Copy out all lines that carry the word "следующих".

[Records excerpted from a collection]
* * *
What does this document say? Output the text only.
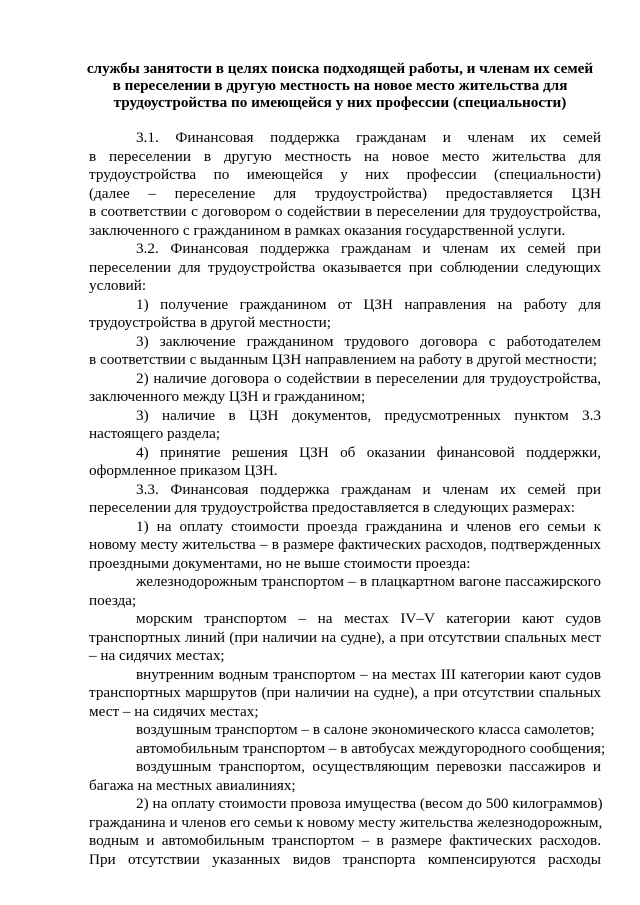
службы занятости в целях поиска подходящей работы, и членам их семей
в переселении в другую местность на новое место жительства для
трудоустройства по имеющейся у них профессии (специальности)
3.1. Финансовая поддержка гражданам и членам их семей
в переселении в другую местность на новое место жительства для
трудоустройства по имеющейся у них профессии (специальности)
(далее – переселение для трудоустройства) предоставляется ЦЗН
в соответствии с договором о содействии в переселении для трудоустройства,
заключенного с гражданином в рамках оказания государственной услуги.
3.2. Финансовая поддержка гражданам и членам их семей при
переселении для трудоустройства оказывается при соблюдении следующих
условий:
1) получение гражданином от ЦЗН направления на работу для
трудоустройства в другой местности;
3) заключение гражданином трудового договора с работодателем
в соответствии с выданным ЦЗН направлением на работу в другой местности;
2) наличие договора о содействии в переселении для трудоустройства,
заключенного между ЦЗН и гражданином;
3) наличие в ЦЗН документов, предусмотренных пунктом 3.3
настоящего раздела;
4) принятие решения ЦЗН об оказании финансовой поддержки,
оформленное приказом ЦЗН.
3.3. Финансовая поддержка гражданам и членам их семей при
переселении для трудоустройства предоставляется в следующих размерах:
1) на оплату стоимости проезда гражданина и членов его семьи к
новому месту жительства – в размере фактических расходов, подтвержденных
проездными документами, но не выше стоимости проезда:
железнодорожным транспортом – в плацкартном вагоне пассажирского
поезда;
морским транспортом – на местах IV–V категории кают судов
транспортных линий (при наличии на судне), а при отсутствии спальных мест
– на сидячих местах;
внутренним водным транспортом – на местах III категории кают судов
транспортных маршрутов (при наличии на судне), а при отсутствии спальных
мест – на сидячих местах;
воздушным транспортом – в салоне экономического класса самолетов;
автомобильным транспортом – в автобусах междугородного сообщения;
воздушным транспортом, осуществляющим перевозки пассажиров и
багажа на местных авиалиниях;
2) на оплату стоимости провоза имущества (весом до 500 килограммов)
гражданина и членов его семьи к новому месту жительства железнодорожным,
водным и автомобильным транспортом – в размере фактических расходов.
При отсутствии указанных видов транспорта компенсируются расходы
* * *
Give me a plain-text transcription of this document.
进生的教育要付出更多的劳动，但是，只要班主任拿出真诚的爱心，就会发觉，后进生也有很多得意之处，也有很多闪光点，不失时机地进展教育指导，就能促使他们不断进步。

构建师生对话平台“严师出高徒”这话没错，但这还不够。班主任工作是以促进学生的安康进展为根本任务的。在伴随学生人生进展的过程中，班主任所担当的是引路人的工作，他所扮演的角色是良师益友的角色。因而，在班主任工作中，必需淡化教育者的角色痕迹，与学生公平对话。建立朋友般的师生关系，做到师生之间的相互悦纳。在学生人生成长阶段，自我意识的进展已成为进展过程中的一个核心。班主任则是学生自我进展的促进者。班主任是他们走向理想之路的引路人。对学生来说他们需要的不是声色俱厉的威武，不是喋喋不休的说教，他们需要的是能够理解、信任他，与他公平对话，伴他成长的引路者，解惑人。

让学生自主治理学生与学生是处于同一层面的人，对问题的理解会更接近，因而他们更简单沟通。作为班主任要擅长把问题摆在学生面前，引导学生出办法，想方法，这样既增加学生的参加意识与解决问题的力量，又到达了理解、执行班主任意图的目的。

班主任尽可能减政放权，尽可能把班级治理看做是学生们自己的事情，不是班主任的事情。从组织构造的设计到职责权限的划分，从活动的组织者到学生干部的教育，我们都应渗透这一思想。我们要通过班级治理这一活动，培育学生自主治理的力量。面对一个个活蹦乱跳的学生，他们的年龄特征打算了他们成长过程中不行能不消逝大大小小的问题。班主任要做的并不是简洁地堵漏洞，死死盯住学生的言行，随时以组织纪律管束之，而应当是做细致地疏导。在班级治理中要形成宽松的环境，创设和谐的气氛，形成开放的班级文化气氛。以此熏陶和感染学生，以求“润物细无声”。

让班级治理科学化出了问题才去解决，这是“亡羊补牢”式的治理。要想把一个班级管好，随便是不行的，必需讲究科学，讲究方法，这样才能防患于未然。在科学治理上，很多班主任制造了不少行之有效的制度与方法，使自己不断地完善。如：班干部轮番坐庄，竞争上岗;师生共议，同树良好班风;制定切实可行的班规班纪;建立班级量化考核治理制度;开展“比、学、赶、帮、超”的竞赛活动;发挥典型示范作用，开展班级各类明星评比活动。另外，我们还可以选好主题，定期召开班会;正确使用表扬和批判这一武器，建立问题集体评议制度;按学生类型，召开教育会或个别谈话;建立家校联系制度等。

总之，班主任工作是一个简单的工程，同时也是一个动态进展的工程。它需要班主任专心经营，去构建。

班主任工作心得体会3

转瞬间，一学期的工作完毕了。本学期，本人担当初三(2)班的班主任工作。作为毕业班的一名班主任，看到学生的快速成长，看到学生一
* * *
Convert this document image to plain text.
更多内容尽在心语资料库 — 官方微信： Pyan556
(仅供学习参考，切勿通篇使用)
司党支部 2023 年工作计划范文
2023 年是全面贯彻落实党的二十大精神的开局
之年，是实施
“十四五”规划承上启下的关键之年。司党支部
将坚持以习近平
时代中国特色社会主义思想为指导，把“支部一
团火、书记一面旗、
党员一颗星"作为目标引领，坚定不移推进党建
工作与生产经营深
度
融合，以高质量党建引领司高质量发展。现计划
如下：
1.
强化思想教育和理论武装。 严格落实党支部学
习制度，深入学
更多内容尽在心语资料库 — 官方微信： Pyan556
* * *
• Result below
переселении для трудоустройства оказывается при соблюдении следующих
переселении для трудоустройства предоставляется в следующих размерах:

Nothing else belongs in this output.